[start]

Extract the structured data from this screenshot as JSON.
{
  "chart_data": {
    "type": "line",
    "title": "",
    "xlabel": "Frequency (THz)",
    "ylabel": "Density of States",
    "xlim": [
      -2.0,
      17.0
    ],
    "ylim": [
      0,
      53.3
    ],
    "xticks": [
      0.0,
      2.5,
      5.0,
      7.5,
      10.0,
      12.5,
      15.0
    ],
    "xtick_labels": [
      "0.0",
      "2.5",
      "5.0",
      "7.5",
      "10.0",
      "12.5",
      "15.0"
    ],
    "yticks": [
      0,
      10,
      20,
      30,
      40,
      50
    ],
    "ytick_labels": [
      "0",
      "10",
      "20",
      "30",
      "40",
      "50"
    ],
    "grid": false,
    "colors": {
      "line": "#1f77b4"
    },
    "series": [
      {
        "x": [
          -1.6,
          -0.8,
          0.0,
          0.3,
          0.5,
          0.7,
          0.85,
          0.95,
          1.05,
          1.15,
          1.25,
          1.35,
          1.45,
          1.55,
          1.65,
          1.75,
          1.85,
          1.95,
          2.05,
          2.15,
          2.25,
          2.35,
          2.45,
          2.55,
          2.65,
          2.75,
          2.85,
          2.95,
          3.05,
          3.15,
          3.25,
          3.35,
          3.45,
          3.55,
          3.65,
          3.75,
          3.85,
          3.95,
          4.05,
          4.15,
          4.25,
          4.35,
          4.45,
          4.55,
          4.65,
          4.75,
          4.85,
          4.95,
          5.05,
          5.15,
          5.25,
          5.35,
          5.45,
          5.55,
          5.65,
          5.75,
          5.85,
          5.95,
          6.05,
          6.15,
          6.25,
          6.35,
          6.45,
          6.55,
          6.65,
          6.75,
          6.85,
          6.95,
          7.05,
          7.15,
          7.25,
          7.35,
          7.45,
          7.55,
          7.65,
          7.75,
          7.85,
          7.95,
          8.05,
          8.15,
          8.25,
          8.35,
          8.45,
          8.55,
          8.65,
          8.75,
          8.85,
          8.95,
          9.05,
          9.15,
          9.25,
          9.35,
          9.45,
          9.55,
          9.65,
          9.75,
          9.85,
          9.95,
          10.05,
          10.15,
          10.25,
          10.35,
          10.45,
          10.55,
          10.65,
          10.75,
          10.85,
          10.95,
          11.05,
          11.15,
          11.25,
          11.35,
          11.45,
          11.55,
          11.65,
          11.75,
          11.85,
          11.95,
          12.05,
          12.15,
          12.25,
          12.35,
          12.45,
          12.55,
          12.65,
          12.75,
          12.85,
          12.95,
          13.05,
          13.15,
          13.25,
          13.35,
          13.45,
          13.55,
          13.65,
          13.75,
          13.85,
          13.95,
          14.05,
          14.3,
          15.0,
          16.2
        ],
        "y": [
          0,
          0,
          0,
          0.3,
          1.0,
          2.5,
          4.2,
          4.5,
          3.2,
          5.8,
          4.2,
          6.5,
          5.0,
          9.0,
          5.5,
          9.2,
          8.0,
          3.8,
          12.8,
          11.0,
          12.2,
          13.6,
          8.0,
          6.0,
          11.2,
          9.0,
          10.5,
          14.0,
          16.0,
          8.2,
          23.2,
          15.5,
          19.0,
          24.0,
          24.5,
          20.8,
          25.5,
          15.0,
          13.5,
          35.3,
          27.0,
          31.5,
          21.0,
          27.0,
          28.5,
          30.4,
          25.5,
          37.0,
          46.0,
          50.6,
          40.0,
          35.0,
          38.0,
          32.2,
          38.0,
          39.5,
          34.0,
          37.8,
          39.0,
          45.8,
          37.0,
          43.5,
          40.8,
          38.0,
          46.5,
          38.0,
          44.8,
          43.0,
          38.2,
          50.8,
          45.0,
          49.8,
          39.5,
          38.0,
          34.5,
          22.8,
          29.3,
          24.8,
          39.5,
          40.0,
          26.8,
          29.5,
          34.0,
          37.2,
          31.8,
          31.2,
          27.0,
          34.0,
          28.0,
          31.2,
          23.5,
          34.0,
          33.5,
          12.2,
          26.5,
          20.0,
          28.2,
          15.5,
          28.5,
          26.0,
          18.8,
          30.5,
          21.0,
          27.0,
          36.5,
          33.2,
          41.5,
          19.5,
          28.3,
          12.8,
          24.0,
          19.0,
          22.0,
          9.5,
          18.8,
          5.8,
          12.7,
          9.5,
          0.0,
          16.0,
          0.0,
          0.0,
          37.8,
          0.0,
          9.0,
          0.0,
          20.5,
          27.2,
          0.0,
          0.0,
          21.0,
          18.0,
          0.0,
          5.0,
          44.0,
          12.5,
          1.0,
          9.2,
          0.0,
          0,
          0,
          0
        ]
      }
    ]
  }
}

[end]

Task to carry out | Output the records above in their entirety, exactly.

Solution for this task |
Extract the structured data from this screenshot as JSON.
{
  "chart_data": {
    "type": "line",
    "title": "",
    "xlabel": "Frequency (THz)",
    "ylabel": "Density of States",
    "xlim": [
      -2.0,
      17.0
    ],
    "ylim": [
      0,
      53.3
    ],
    "xticks": [
      0.0,
      2.5,
      5.0,
      7.5,
      10.0,
      12.5,
      15.0
    ],
    "xtick_labels": [
      "0.0",
      "2.5",
      "5.0",
      "7.5",
      "10.0",
      "12.5",
      "15.0"
    ],
    "yticks": [
      0,
      10,
      20,
      30,
      40,
      50
    ],
    "ytick_labels": [
      "0",
      "10",
      "20",
      "30",
      "40",
      "50"
    ],
    "grid": false,
    "colors": {
      "line": "#1f77b4"
    },
    "series": [
      {
        "x": [
          -1.6,
          -0.8,
          0.0,
          0.3,
          0.5,
          0.7,
          0.85,
          0.95,
          1.05,
          1.15,
          1.25,
          1.35,
          1.45,
          1.55,
          1.65,
          1.75,
          1.85,
          1.95,
          2.05,
          2.15,
          2.25,
          2.35,
          2.45,
          2.55,
          2.65,
          2.75,
          2.85,
          2.95,
          3.05,
          3.15,
          3.25,
          3.35,
          3.45,
          3.55,
          3.65,
          3.75,
          3.85,
          3.95,
          4.05,
          4.15,
          4.25,
          4.35,
          4.45,
          4.55,
          4.65,
          4.75,
          4.85,
          4.95,
          5.05,
          5.15,
          5.25,
          5.35,
          5.45,
          5.55,
          5.65,
          5.75,
          5.85,
          5.95,
          6.05,
          6.15,
          6.25,
          6.35,
          6.45,
          6.55,
          6.65,
          6.75,
          6.85,
          6.95,
          7.05,
          7.15,
          7.25,
          7.35,
          7.45,
          7.55,
          7.65,
          7.75,
          7.85,
          7.95,
          8.05,
          8.15,
          8.25,
          8.35,
          8.45,
          8.55,
          8.65,
          8.75,
          8.85,
          8.95,
          9.05,
          9.15,
          9.25,
          9.35,
          9.45,
          9.55,
          9.65,
          9.75,
          9.85,
          9.95,
          10.05,
          10.15,
          10.25,
          10.35,
          10.45,
          10.55,
          10.65,
          10.75,
          10.85,
          10.95,
          11.05,
          11.15,
          11.25,
          11.35,
          11.45,
          11.55,
          11.65,
          11.75,
          11.85,
          11.95,
          12.05,
          12.15,
          12.25,
          12.35,
          12.45,
          12.55,
          12.65,
          12.75,
          12.85,
          12.95,
          13.05,
          13.15,
          13.25,
          13.35,
          13.45,
          13.55,
          13.65,
          13.75,
          13.85,
          13.95,
          14.05,
          14.3,
          15.0,
          16.2
        ],
        "y": [
          0,
          0,
          0,
          0.3,
          1.0,
          2.5,
          4.2,
          4.5,
          3.2,
          5.8,
          4.2,
          6.5,
          5.0,
          9.0,
          5.5,
          9.2,
          8.0,
          3.8,
          12.8,
          11.0,
          12.2,
          13.6,
          8.0,
          6.0,
          11.2,
          9.0,
          10.5,
          14.0,
          16.0,
          8.2,
          23.2,
          15.5,
          19.0,
          24.0,
          24.5,
          20.8,
          25.5,
          15.0,
          13.5,
          35.3,
          27.0,
          31.5,
          21.0,
          27.0,
          28.5,
          30.4,
          25.5,
          37.0,
          46.0,
          50.6,
          40.0,
          35.0,
          38.0,
          32.2,
          38.0,
          39.5,
          34.0,
          37.8,
          39.0,
          45.8,
          37.0,
          43.5,
          40.8,
          38.0,
          46.5,
          38.0,
          44.8,
          43.0,
          38.2,
          50.8,
          45.0,
          49.8,
          39.5,
          38.0,
          34.5,
          22.8,
          29.3,
          24.8,
          39.5,
          40.0,
          26.8,
          29.5,
          34.0,
          37.2,
          31.8,
          31.2,
          27.0,
          34.0,
          28.0,
          31.2,
          23.5,
          34.0,
          33.5,
          12.2,
          26.5,
          20.0,
          28.2,
          15.5,
          28.5,
          26.0,
          18.8,
          30.5,
          21.0,
          27.0,
          36.5,
          33.2,
          41.5,
          19.5,
          28.3,
          12.8,
          24.0,
          19.0,
          22.0,
          9.5,
          18.8,
          5.8,
          12.7,
          9.5,
          0.0,
          16.0,
          0.0,
          0.0,
          37.8,
          0.0,
          9.0,
          0.0,
          20.5,
          27.2,
          0.0,
          0.0,
          21.0,
          18.0,
          0.0,
          5.0,
          44.0,
          12.5,
          1.0,
          9.2,
          0.0,
          0,
          0,
          0
        ]
      }
    ]
  }
}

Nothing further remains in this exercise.